TASK PROMPT ->
Repeat each line exactly as it is written.

DATASET ->

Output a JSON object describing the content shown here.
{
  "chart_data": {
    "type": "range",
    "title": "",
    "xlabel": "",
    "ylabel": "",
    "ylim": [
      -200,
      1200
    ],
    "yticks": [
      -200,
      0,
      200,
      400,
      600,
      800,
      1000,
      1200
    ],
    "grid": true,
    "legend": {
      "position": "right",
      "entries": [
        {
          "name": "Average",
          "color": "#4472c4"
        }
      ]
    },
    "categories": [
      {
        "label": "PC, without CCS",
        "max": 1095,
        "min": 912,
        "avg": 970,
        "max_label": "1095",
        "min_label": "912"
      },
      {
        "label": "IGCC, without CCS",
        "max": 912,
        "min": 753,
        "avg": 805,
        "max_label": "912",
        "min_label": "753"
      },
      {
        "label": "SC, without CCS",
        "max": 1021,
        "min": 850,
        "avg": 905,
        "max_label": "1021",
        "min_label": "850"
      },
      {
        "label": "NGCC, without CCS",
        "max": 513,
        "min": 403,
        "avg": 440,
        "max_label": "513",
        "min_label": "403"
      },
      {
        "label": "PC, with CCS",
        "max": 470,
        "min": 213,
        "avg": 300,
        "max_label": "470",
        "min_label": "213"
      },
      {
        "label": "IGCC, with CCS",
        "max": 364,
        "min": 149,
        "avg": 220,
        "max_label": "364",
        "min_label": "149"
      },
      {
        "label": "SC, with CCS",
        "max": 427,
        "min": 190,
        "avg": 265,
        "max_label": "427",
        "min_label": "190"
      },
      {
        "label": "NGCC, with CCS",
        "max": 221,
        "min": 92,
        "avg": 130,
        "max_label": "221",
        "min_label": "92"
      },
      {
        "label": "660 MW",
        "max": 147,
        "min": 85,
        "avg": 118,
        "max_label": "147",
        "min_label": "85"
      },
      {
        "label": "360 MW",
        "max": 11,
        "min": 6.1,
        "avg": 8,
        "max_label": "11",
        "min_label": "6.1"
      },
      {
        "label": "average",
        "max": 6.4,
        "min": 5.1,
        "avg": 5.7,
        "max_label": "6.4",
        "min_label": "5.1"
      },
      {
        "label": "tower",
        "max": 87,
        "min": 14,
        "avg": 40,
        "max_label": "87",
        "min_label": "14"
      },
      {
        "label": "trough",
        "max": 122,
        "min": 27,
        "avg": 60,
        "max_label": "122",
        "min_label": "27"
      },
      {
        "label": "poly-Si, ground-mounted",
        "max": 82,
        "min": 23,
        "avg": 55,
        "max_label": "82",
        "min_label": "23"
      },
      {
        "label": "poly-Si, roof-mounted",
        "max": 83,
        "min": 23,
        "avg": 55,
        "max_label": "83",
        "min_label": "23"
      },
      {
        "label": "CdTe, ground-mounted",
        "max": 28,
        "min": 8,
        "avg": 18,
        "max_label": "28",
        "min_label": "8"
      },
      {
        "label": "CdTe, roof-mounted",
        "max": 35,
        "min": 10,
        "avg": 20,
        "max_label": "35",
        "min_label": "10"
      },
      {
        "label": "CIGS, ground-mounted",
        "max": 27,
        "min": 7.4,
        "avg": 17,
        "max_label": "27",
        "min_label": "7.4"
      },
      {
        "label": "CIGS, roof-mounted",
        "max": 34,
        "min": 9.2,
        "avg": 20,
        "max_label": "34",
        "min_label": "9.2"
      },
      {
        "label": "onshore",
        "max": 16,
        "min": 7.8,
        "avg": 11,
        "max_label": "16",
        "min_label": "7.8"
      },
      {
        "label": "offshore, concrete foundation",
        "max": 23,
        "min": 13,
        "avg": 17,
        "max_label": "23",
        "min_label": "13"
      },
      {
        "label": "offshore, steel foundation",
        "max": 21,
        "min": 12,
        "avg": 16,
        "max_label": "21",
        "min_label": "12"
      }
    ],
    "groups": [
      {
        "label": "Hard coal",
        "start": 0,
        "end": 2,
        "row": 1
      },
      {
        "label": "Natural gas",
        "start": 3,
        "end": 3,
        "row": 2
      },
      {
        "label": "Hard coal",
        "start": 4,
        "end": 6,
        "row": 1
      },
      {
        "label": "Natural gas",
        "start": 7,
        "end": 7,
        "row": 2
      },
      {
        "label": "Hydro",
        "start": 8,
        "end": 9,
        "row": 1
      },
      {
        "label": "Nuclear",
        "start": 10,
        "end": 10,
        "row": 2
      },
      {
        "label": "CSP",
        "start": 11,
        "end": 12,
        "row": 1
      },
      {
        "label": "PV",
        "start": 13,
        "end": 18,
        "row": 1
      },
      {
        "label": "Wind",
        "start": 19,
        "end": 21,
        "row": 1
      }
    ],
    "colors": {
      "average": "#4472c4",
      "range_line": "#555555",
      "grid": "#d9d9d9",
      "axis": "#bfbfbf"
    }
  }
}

RESPONSE FOR THIS EXERCISE ->
Output a JSON object describing the content shown here.
{
  "chart_data": {
    "type": "range",
    "title": "",
    "xlabel": "",
    "ylabel": "",
    "ylim": [
      -200,
      1200
    ],
    "yticks": [
      -200,
      0,
      200,
      400,
      600,
      800,
      1000,
      1200
    ],
    "grid": true,
    "legend": {
      "position": "right",
      "entries": [
        {
          "name": "Average",
          "color": "#4472c4"
        }
      ]
    },
    "categories": [
      {
        "label": "PC, without CCS",
        "max": 1095,
        "min": 912,
        "avg": 970,
        "max_label": "1095",
        "min_label": "912"
      },
      {
        "label": "IGCC, without CCS",
        "max": 912,
        "min": 753,
        "avg": 805,
        "max_label": "912",
        "min_label": "753"
      },
      {
        "label": "SC, without CCS",
        "max": 1021,
        "min": 850,
        "avg": 905,
        "max_label": "1021",
        "min_label": "850"
      },
      {
        "label": "NGCC, without CCS",
        "max": 513,
        "min": 403,
        "avg": 440,
        "max_label": "513",
        "min_label": "403"
      },
      {
        "label": "PC, with CCS",
        "max": 470,
        "min": 213,
        "avg": 300,
        "max_label": "470",
        "min_label": "213"
      },
      {
        "label": "IGCC, with CCS",
        "max": 364,
        "min": 149,
        "avg": 220,
        "max_label": "364",
        "min_label": "149"
      },
      {
        "label": "SC, with CCS",
        "max": 427,
        "min": 190,
        "avg": 265,
        "max_label": "427",
        "min_label": "190"
      },
      {
        "label": "NGCC, with CCS",
        "max": 221,
        "min": 92,
        "avg": 130,
        "max_label": "221",
        "min_label": "92"
      },
      {
        "label": "660 MW",
        "max": 147,
        "min": 85,
        "avg": 118,
        "max_label": "147",
        "min_label": "85"
      },
      {
        "label": "360 MW",
        "max": 11,
        "min": 6.1,
        "avg": 8,
        "max_label": "11",
        "min_label": "6.1"
      },
      {
        "label": "average",
        "max": 6.4,
        "min": 5.1,
        "avg": 5.7,
        "max_label": "6.4",
        "min_label": "5.1"
      },
      {
        "label": "tower",
        "max": 87,
        "min": 14,
        "avg": 40,
        "max_label": "87",
        "min_label": "14"
      },
      {
        "label": "trough",
        "max": 122,
        "min": 27,
        "avg": 60,
        "max_label": "122",
        "min_label": "27"
      },
      {
        "label": "poly-Si, ground-mounted",
        "max": 82,
        "min": 23,
        "avg": 55,
        "max_label": "82",
        "min_label": "23"
      },
      {
        "label": "poly-Si, roof-mounted",
        "max": 83,
        "min": 23,
        "avg": 55,
        "max_label": "83",
        "min_label": "23"
      },
      {
        "label": "CdTe, ground-mounted",
        "max": 28,
        "min": 8,
        "avg": 18,
        "max_label": "28",
        "min_label": "8"
      },
      {
        "label": "CdTe, roof-mounted",
        "max": 35,
        "min": 10,
        "avg": 20,
        "max_label": "35",
        "min_label": "10"
      },
      {
        "label": "CIGS, ground-mounted",
        "max": 27,
        "min": 7.4,
        "avg": 17,
        "max_label": "27",
        "min_label": "7.4"
      },
      {
        "label": "CIGS, roof-mounted",
        "max": 34,
        "min": 9.2,
        "avg": 20,
        "max_label": "34",
        "min_label": "9.2"
      },
      {
        "label": "onshore",
        "max": 16,
        "min": 7.8,
        "avg": 11,
        "max_label": "16",
        "min_label": "7.8"
      },
      {
        "label": "offshore, concrete foundation",
        "max": 23,
        "min": 13,
        "avg": 17,
        "max_label": "23",
        "min_label": "13"
      },
      {
        "label": "offshore, steel foundation",
        "max": 21,
        "min": 12,
        "avg": 16,
        "max_label": "21",
        "min_label": "12"
      }
    ],
    "groups": [
      {
        "label": "Hard coal",
        "start": 0,
        "end": 2,
        "row": 1
      },
      {
        "label": "Natural gas",
        "start": 3,
        "end": 3,
        "row": 2
      },
      {
        "label": "Hard coal",
        "start": 4,
        "end": 6,
        "row": 1
      },
      {
        "label": "Natural gas",
        "start": 7,
        "end": 7,
        "row": 2
      },
      {
        "label": "Hydro",
        "start": 8,
        "end": 9,
        "row": 1
      },
      {
        "label": "Nuclear",
        "start": 10,
        "end": 10,
        "row": 2
      },
      {
        "label": "CSP",
        "start": 11,
        "end": 12,
        "row": 1
      },
      {
        "label": "PV",
        "start": 13,
        "end": 18,
        "row": 1
      },
      {
        "label": "Wind",
        "start": 19,
        "end": 21,
        "row": 1
      }
    ],
    "colors": {
      "average": "#4472c4",
      "range_line": "#555555",
      "grid": "#d9d9d9",
      "axis": "#bfbfbf"
    }
  }
}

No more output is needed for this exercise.